((

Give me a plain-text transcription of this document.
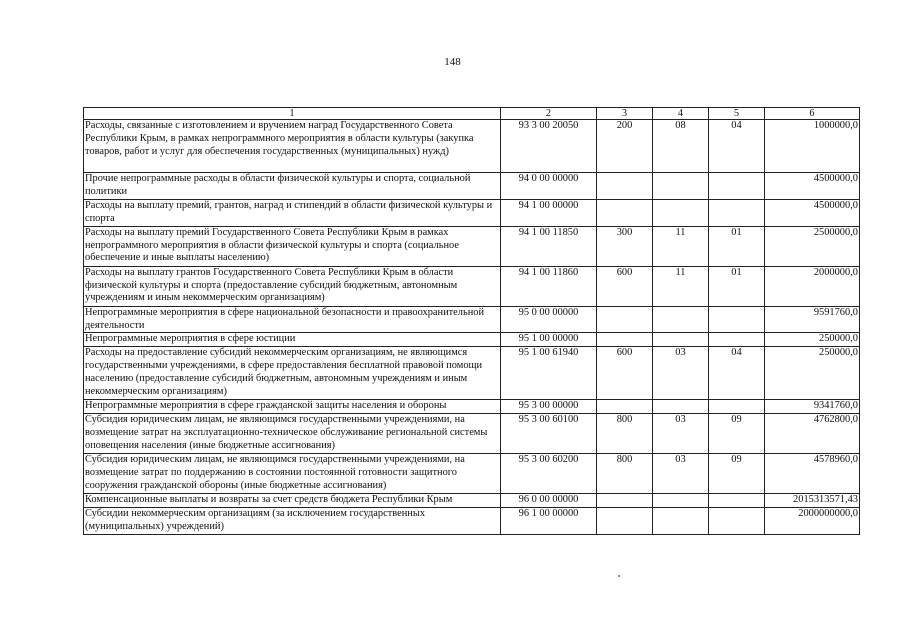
148
1	2	3	4	5	6
Расходы, связанные с изготовлением и вручением наград Государственного Совета Республики Крым, в рамках непрограммного мероприятия в области культуры (закупка товаров, работ и услуг для обеспечения государственных (муниципальных) нужд)	93 3 00 20050	200	08	04	1000000,0
Прочие непрограммные расходы в области физической культуры и спорта, социальной политики	94 0 00 00000				4500000,0
Расходы на выплату премий, грантов, наград и стипендий в области физической культуры и спорта	94 1 00 00000				4500000,0
Расходы на выплату премий Государственного Совета Республики Крым в рамках непрограммного мероприятия в области физической культуры и спорта (социальное обеспечение и иные выплаты населению)	94 1 00 11850	300	11	01	2500000,0
Расходы на выплату грантов Государственного Совета Республики Крым в области физической культуры и спорта (предоставление субсидий бюджетным, автономным учреждениям и иным некоммерческим организациям)	94 1 00 11860	600	11	01	2000000,0
Непрограммные мероприятия в сфере национальной безопасности и правоохранительной деятельности	95 0 00 00000				9591760,0
Непрограммные мероприятия в сфере юстиции	95 1 00 00000				250000,0
Расходы на предоставление субсидий некоммерческим организациям, не являющимся государственными учреждениями, в сфере предоставления бесплатной правовой помощи населению (предоставление субсидий бюджетным, автономным учреждениям и иным некоммерческим организациям)	95 1 00 61940	600	03	04	250000,0
Непрограммные мероприятия в сфере гражданской защиты населения и обороны	95 3 00 00000				9341760,0
Субсидия юридическим лицам, не являющимся государственными учреждениями, на возмещение затрат на эксплуатационно-техническое обслуживание региональной системы оповещения населения (иные бюджетные ассигнования)	95 3 00 60100	800	03	09	4762800,0
Субсидия юридическим лицам, не являющимся государственными учреждениями, на возмещение затрат по поддержанию в состоянии постоянной готовности защитного сооружения гражданской обороны (иные бюджетные ассигнования)	95 3 00 60200	800	03	09	4578960,0
Компенсационные выплаты и возвраты за счет средств бюджета Республики Крым	96 0 00 00000				2015313571,43
Субсидии некоммерческим организациям (за исключением государственных (муниципальных) учреждений)	96 1 00 00000				2000000000,0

))

Exercise>
Look through the data above. Copy every line with the string "бюджетным" in it.

Solution to the problem>
Расходы на выплату грантов Государственного Совета Республики Крым в области физической культуры и спорта (предоставление субсидий бюджетным, автономным учреждениям и иным некоммерческим организациям)	94 1 00 11860	600	11	01	2000000,0
Расходы на предоставление субсидий некоммерческим организациям, не являющимся государственными учреждениями, в сфере предоставления бесплатной правовой помощи населению (предоставление субсидий бюджетным, автономным учреждениям и иным некоммерческим организациям)	95 1 00 61940	600	03	04	250000,0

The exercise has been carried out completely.